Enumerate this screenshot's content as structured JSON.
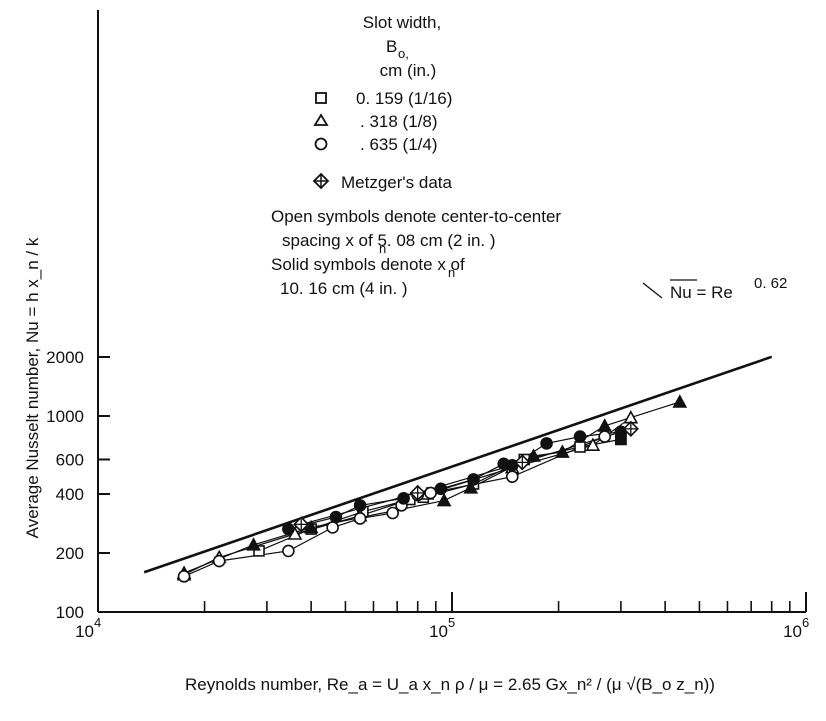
{
  "chart_data": {
    "type": "scatter",
    "x_scale": "log",
    "y_scale": "log",
    "xlim": [
      10000,
      1000000
    ],
    "ylim": [
      100,
      3000
    ],
    "xlabel": "Reynolds number, Re_a = U_a x_n ρ / μ = 2.65 Gx_n² / (μ √(B_o z_n))",
    "ylabel": "Average Nusselt number, Nu = h x_n / k",
    "x_tick_labels": [
      {
        "value": 10000,
        "base": "10",
        "exp": "4"
      },
      {
        "value": 100000,
        "base": "10",
        "exp": "5"
      },
      {
        "value": 1000000,
        "base": "10",
        "exp": "6"
      }
    ],
    "y_tick_labels": [
      {
        "value": 100,
        "label": "100"
      },
      {
        "value": 200,
        "label": "200"
      },
      {
        "value": 400,
        "label": "400"
      },
      {
        "value": 600,
        "label": "600"
      },
      {
        "value": 1000,
        "label": "1000"
      },
      {
        "value": 2000,
        "label": "2000"
      }
    ],
    "legend": {
      "title_lines": [
        "Slot width,",
        "B",
        "cm (in.)"
      ],
      "title_sub": "o,",
      "items": [
        {
          "symbol": "square",
          "label": "0. 159 (1/16)"
        },
        {
          "symbol": "triangle",
          "label": ". 318 (1/8)"
        },
        {
          "symbol": "circle",
          "label": ". 635 (1/4)"
        },
        {
          "symbol": "metzger",
          "label": "Metzger's data"
        }
      ],
      "notes": [
        "Open symbols denote center-to-center",
        "spacing  x  of 5. 08 cm (2 in. )",
        "Solid symbols denote  x  of",
        "10. 16 cm (4 in. )"
      ]
    },
    "fit_line": {
      "label": "Nu = Re",
      "exponent": "0. 62",
      "x_range": [
        13500,
        800000
      ],
      "coef": 0.4385,
      "power": 0.62
    },
    "series": [
      {
        "name": "0. 159 (1/16)",
        "symbol": "square",
        "filled": false,
        "points": [
          [
            28500,
            205
          ],
          [
            40000,
            265
          ],
          [
            56000,
            325
          ],
          [
            76000,
            375
          ],
          [
            83000,
            385
          ],
          [
            115000,
            450
          ],
          [
            160000,
            600
          ],
          [
            230000,
            695
          ],
          [
            300000,
            760
          ]
        ]
      },
      {
        "name": "0. 159 (1/16)",
        "symbol": "square",
        "filled": true,
        "points": [
          [
            300000,
            760
          ]
        ]
      },
      {
        "name": ". 318 (1/8)",
        "symbol": "triangle",
        "filled": false,
        "points": [
          [
            17500,
            155
          ],
          [
            22000,
            190
          ],
          [
            36000,
            250
          ],
          [
            55000,
            310
          ],
          [
            85000,
            400
          ],
          [
            148000,
            545
          ],
          [
            250000,
            710
          ],
          [
            320000,
            980
          ]
        ]
      },
      {
        "name": ". 318 (1/8)",
        "symbol": "triangle",
        "filled": true,
        "points": [
          [
            17500,
            158
          ],
          [
            27500,
            220
          ],
          [
            40000,
            270
          ],
          [
            95000,
            370
          ],
          [
            113000,
            430
          ],
          [
            170000,
            625
          ],
          [
            205000,
            655
          ],
          [
            270000,
            890
          ],
          [
            440000,
            1180
          ]
        ]
      },
      {
        "name": ". 635 (1/4)",
        "symbol": "circle",
        "filled": false,
        "points": [
          [
            17500,
            152
          ],
          [
            22000,
            182
          ],
          [
            34500,
            205
          ],
          [
            46000,
            270
          ],
          [
            55000,
            300
          ],
          [
            68000,
            320
          ],
          [
            72000,
            350
          ],
          [
            80000,
            395
          ],
          [
            87000,
            405
          ],
          [
            148000,
            490
          ],
          [
            270000,
            785
          ]
        ]
      },
      {
        "name": ". 635 (1/4)",
        "symbol": "circle",
        "filled": true,
        "points": [
          [
            34500,
            265
          ],
          [
            47000,
            305
          ],
          [
            55000,
            350
          ],
          [
            73000,
            380
          ],
          [
            93000,
            425
          ],
          [
            115000,
            475
          ],
          [
            140000,
            570
          ],
          [
            148000,
            560
          ],
          [
            185000,
            725
          ],
          [
            230000,
            785
          ],
          [
            300000,
            830
          ]
        ]
      },
      {
        "name": "Metzger's data",
        "symbol": "metzger",
        "filled": false,
        "points": [
          [
            37500,
            280
          ],
          [
            80000,
            405
          ],
          [
            158000,
            580
          ],
          [
            320000,
            860
          ]
        ]
      }
    ]
  }
}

********

→ SET TASK
Pick out and copy the lines of the material that include the word "number".

→ WRITTEN ANSWER
    "xlabel": "Reynolds number, Re_a = U_a x_n ρ / μ = 2.65 Gx_n² / (μ √(B_o z_n))",
    "ylabel": "Average Nusselt number, Nu = h x_n / k",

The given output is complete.